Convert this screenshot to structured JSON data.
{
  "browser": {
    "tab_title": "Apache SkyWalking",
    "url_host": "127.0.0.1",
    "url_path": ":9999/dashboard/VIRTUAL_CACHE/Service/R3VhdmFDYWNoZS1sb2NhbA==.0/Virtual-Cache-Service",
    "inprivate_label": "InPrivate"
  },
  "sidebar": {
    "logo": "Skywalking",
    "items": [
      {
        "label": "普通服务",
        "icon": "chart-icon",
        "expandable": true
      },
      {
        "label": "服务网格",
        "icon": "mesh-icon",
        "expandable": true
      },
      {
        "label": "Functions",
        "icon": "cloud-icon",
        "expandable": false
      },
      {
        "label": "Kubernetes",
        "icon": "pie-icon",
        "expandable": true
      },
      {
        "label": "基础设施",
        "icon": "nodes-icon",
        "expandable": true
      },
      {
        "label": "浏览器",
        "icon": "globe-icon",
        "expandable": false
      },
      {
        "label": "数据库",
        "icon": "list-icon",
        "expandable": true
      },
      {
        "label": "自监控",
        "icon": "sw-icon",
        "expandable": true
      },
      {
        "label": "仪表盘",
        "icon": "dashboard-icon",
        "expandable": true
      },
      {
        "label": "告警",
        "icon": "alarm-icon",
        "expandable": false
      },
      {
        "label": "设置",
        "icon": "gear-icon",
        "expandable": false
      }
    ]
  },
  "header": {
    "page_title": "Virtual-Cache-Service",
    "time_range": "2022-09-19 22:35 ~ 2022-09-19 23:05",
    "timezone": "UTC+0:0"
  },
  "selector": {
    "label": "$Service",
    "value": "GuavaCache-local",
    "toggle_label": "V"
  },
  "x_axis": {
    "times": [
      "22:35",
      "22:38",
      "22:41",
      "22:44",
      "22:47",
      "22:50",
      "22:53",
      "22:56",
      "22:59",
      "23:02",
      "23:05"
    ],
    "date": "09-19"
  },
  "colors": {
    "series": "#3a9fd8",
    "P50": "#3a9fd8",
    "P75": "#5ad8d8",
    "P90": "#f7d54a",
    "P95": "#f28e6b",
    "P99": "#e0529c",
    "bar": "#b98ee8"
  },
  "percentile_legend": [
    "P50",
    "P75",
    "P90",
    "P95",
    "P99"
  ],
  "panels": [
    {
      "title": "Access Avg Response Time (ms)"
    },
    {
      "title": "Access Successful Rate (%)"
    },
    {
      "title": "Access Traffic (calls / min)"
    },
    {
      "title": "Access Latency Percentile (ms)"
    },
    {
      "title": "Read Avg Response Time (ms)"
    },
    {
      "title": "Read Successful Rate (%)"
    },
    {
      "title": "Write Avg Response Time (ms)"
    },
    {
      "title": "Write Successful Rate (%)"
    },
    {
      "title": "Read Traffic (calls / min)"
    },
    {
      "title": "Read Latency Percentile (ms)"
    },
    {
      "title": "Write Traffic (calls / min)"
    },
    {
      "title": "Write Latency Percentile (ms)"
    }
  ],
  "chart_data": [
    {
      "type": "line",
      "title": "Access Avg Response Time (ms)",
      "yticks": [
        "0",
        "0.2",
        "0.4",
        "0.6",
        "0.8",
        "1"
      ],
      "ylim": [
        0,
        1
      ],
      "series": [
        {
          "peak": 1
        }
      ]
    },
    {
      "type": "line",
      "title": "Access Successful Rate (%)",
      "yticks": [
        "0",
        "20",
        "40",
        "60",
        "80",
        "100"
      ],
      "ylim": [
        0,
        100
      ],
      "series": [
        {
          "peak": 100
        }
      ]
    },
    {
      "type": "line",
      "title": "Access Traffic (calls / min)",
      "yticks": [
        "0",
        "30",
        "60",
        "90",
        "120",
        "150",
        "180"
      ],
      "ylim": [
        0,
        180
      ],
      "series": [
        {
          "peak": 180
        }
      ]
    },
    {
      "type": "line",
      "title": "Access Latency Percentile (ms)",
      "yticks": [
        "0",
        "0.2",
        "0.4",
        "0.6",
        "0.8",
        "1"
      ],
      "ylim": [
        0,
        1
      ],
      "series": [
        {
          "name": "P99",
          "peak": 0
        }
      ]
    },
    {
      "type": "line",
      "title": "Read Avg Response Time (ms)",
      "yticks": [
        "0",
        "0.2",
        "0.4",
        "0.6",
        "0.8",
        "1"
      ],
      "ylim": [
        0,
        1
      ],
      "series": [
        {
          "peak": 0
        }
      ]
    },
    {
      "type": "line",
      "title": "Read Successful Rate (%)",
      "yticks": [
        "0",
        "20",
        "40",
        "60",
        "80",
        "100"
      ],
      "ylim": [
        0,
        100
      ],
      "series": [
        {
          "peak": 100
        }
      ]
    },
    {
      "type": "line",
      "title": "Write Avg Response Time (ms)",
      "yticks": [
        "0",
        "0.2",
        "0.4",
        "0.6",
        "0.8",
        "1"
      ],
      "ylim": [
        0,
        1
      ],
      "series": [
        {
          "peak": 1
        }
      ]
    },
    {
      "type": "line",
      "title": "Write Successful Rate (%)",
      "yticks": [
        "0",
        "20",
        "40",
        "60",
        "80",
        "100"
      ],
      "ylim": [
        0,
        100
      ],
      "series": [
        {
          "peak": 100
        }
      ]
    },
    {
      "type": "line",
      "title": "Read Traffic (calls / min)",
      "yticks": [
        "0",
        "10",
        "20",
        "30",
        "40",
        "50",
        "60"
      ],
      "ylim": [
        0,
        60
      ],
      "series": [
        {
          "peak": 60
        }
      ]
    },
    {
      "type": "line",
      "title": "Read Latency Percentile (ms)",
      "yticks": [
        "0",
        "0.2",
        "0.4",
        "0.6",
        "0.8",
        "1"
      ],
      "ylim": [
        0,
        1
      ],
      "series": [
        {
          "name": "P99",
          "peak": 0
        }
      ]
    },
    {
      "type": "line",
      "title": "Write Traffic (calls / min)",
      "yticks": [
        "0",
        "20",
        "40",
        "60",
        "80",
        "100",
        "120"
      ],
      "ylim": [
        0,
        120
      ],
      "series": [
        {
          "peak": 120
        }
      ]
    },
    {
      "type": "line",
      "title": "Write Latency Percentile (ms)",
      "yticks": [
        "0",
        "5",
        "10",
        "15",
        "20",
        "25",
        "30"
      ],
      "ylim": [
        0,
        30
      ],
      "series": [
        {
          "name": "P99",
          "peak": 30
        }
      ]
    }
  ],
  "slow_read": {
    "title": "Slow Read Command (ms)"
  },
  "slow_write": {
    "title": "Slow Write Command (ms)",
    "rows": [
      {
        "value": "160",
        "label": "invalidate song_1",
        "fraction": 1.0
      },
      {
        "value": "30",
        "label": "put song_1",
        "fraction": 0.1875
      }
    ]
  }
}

========

Above are the records. Identify each line that contains the word "Traffic".

Output of the exercise:
      "title": "Access Traffic (calls / min)"
      "title": "Read Traffic (calls / min)"
      "title": "Write Traffic (calls / min)"
      "title": "Access Traffic (calls / min)",
      "title": "Read Traffic (calls / min)",
      "title": "Write Traffic (calls / min)",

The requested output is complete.